→ PROVIDED DATA
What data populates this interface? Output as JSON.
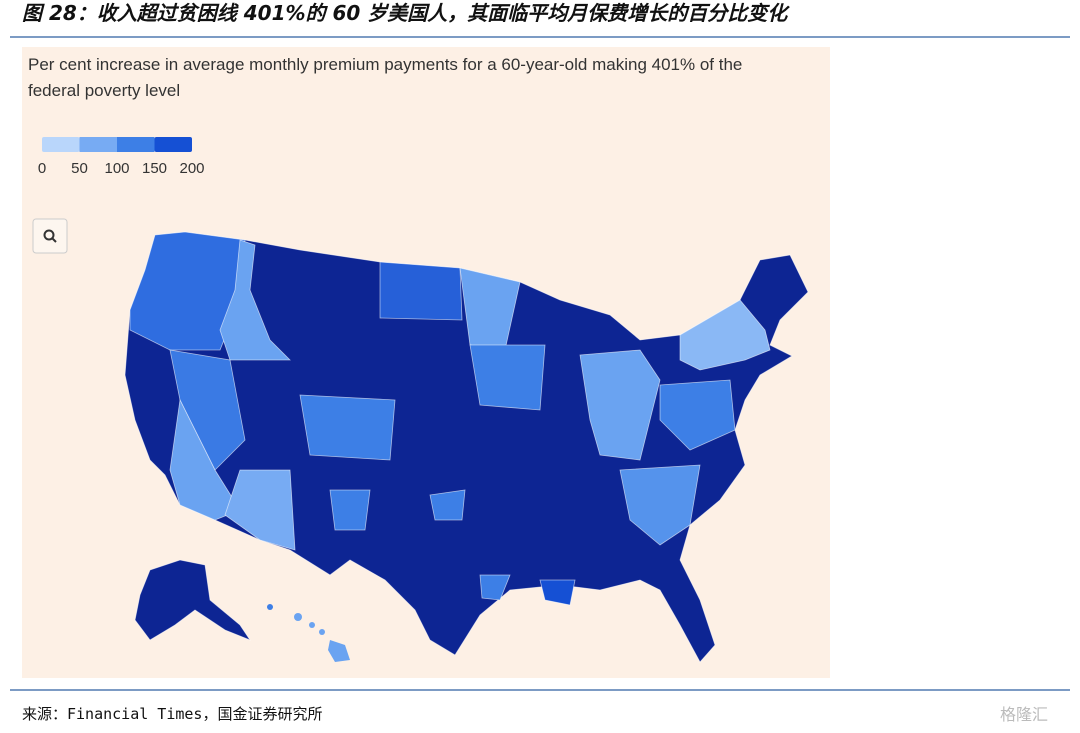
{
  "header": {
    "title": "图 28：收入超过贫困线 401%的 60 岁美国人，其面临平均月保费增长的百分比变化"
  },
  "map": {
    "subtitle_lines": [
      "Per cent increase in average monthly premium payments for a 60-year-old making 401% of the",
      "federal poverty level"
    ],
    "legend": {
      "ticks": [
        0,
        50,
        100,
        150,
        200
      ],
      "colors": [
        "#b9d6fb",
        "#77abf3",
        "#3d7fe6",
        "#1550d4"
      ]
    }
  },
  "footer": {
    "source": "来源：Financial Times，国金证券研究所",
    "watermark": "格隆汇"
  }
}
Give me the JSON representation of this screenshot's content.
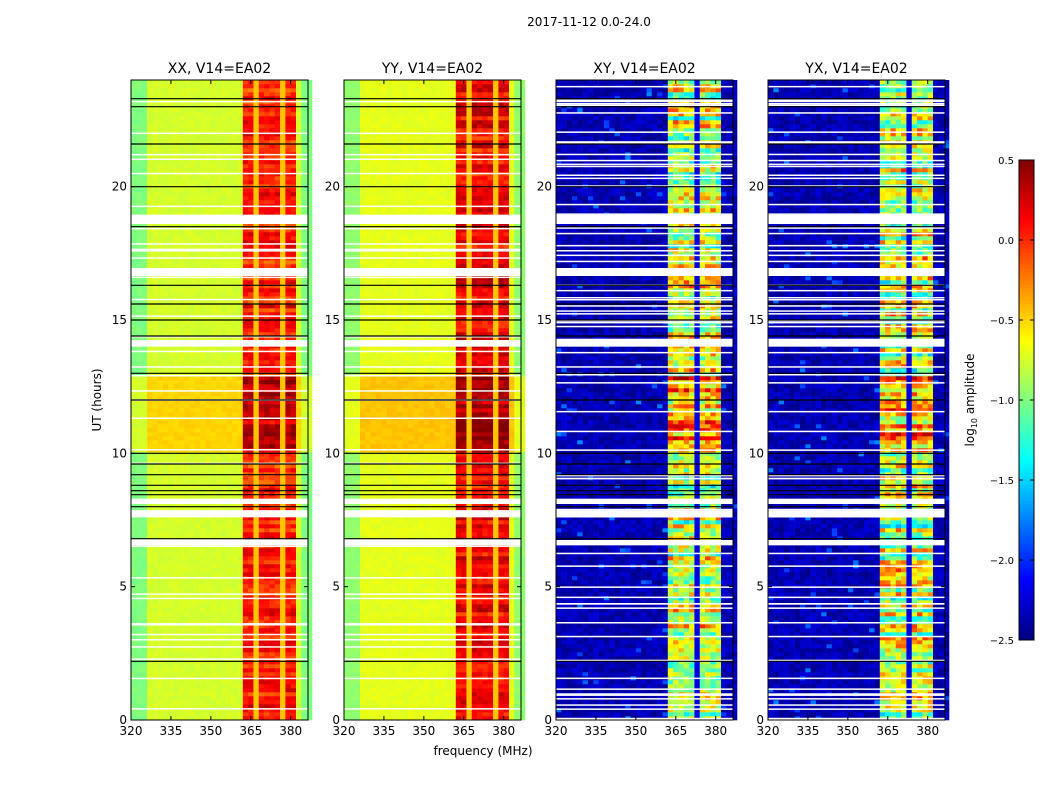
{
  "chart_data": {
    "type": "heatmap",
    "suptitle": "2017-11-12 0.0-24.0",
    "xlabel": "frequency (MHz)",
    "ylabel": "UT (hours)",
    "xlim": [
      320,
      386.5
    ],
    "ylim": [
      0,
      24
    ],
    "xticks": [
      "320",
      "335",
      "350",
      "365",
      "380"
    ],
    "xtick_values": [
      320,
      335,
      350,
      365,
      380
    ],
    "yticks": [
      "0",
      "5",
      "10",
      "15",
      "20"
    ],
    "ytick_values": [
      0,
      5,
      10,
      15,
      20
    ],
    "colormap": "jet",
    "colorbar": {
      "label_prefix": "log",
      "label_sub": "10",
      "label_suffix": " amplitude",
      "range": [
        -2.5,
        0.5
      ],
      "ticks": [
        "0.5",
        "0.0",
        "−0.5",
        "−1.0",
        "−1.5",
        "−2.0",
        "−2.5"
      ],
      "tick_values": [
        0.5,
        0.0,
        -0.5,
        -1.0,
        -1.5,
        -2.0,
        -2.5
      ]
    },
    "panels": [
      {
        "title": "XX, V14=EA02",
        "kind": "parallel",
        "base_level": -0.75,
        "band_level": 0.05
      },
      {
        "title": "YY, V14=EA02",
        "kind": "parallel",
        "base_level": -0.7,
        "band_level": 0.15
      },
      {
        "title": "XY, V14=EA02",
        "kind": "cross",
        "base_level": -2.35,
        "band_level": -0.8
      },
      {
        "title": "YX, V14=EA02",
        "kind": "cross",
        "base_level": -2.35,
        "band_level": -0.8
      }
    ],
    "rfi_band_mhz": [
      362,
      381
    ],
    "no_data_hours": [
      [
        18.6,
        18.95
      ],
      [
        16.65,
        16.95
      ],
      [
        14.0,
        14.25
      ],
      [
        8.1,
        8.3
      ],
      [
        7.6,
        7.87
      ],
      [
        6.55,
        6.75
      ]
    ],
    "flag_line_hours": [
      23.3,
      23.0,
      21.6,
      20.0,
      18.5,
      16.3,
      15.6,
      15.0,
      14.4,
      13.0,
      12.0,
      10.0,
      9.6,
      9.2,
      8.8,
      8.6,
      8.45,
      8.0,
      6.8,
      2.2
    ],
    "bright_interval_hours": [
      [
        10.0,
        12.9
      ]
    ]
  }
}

→ PROBLEM TO SOLVE
Without the pictures, repeat all the records word for word.

→ RESULT
What data populates this interface? Output as JSON.
{
  "header": {
    "title": "图 28：收入超过贫困线 401%的 60 岁美国人，其面临平均月保费增长的百分比变化"
  },
  "map": {
    "subtitle_lines": [
      "Per cent increase in average monthly premium payments for a 60-year-old making 401% of the",
      "federal poverty level"
    ],
    "legend": {
      "ticks": [
        0,
        50,
        100,
        150,
        200
      ],
      "colors": [
        "#b9d6fb",
        "#77abf3",
        "#3d7fe6",
        "#1550d4"
      ]
    }
  },
  "footer": {
    "source": "来源：Financial Times，国金证券研究所",
    "watermark": "格隆汇"
  }
}
Give me the JSON representation of this screenshot's content.
{
  "chart_data": {
    "type": "heatmap",
    "suptitle": "2017-11-12 0.0-24.0",
    "xlabel": "frequency (MHz)",
    "ylabel": "UT (hours)",
    "xlim": [
      320,
      386.5
    ],
    "ylim": [
      0,
      24
    ],
    "xticks": [
      "320",
      "335",
      "350",
      "365",
      "380"
    ],
    "xtick_values": [
      320,
      335,
      350,
      365,
      380
    ],
    "yticks": [
      "0",
      "5",
      "10",
      "15",
      "20"
    ],
    "ytick_values": [
      0,
      5,
      10,
      15,
      20
    ],
    "colormap": "jet",
    "colorbar": {
      "label_prefix": "log",
      "label_sub": "10",
      "label_suffix": " amplitude",
      "range": [
        -2.5,
        0.5
      ],
      "ticks": [
        "0.5",
        "0.0",
        "−0.5",
        "−1.0",
        "−1.5",
        "−2.0",
        "−2.5"
      ],
      "tick_values": [
        0.5,
        0.0,
        -0.5,
        -1.0,
        -1.5,
        -2.0,
        -2.5
      ]
    },
    "panels": [
      {
        "title": "XX, V14=EA02",
        "kind": "parallel",
        "base_level": -0.75,
        "band_level": 0.05
      },
      {
        "title": "YY, V14=EA02",
        "kind": "parallel",
        "base_level": -0.7,
        "band_level": 0.15
      },
      {
        "title": "XY, V14=EA02",
        "kind": "cross",
        "base_level": -2.35,
        "band_level": -0.8
      },
      {
        "title": "YX, V14=EA02",
        "kind": "cross",
        "base_level": -2.35,
        "band_level": -0.8
      }
    ],
    "rfi_band_mhz": [
      362,
      381
    ],
    "no_data_hours": [
      [
        18.6,
        18.95
      ],
      [
        16.65,
        16.95
      ],
      [
        14.0,
        14.25
      ],
      [
        8.1,
        8.3
      ],
      [
        7.6,
        7.87
      ],
      [
        6.55,
        6.75
      ]
    ],
    "flag_line_hours": [
      23.3,
      23.0,
      21.6,
      20.0,
      18.5,
      16.3,
      15.6,
      15.0,
      14.4,
      13.0,
      12.0,
      10.0,
      9.6,
      9.2,
      8.8,
      8.6,
      8.45,
      8.0,
      6.8,
      2.2
    ],
    "bright_interval_hours": [
      [
        10.0,
        12.9
      ]
    ]
  }
}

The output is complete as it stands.